━━ Dataset records ━━

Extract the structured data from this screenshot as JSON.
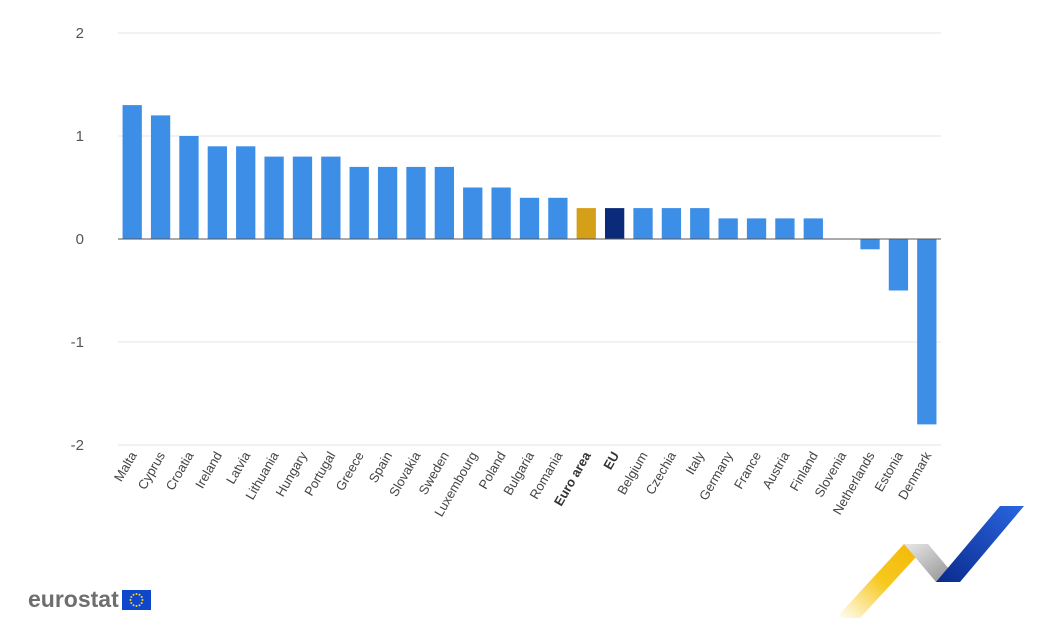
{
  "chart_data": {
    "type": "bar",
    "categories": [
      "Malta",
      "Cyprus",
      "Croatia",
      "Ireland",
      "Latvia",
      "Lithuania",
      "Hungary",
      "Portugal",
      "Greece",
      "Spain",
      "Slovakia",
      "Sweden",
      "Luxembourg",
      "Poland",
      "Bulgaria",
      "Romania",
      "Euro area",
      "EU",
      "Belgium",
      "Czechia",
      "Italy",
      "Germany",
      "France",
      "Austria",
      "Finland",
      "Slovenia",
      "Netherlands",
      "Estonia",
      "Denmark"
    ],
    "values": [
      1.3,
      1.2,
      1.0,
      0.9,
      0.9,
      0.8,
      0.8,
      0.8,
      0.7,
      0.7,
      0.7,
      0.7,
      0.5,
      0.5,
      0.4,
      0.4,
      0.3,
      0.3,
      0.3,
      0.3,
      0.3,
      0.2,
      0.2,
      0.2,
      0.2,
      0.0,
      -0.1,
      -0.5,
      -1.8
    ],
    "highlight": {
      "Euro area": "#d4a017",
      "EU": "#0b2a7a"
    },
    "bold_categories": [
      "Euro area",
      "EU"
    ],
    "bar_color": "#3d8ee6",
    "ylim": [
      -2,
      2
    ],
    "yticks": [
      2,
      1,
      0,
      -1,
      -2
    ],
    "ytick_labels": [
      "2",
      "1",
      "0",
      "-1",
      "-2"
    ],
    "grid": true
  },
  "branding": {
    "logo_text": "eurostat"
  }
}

━━━
━━ Dataset records ━━

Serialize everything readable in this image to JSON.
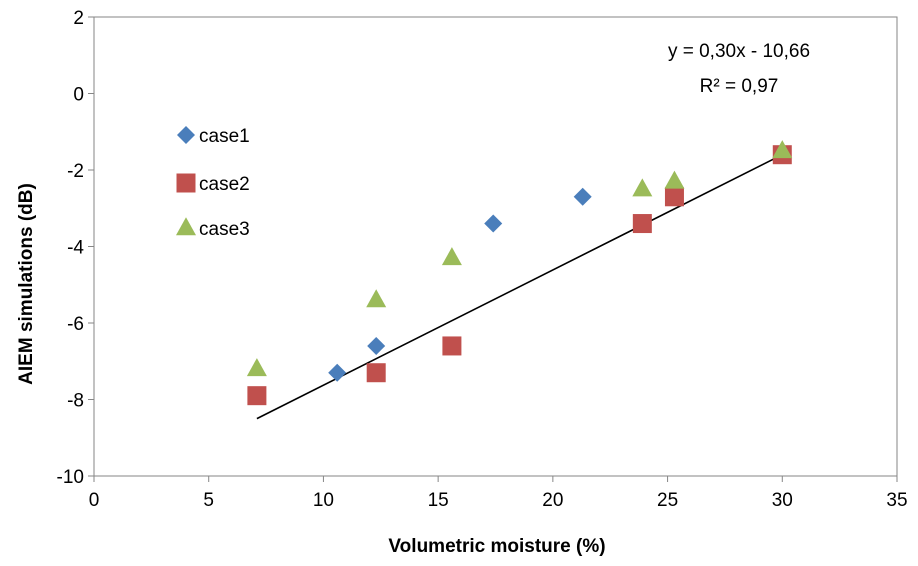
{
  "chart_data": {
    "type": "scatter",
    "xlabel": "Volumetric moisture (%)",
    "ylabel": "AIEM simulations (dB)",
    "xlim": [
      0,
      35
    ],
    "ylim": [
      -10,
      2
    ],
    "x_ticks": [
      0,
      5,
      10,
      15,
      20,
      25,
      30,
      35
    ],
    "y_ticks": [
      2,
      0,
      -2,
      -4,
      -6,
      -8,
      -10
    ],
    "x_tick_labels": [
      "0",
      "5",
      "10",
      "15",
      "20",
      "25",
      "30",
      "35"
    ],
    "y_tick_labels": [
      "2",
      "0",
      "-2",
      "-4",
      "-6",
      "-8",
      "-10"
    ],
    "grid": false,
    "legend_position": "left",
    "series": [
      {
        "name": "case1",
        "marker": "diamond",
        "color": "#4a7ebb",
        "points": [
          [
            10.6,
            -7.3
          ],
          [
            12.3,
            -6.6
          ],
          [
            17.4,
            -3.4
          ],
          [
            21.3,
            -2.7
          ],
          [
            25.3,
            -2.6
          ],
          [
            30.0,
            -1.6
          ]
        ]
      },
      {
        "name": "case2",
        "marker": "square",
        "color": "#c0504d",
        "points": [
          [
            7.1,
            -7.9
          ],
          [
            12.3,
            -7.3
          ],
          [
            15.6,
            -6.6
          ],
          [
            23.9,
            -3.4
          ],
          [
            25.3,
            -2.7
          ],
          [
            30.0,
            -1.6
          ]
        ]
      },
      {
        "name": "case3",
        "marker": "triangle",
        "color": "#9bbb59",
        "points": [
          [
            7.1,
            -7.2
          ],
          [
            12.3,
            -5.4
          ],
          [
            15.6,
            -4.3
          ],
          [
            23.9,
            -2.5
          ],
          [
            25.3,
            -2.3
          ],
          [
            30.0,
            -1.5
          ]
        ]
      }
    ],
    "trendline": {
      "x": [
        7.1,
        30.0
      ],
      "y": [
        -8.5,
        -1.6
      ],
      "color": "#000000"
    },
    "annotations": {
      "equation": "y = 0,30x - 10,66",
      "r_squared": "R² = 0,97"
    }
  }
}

━━━

Search the listing above for the string "JSON". Copy every line that contains it.

Extract the structured data from this screenshot as JSON.
Serialize everything readable in this image to JSON.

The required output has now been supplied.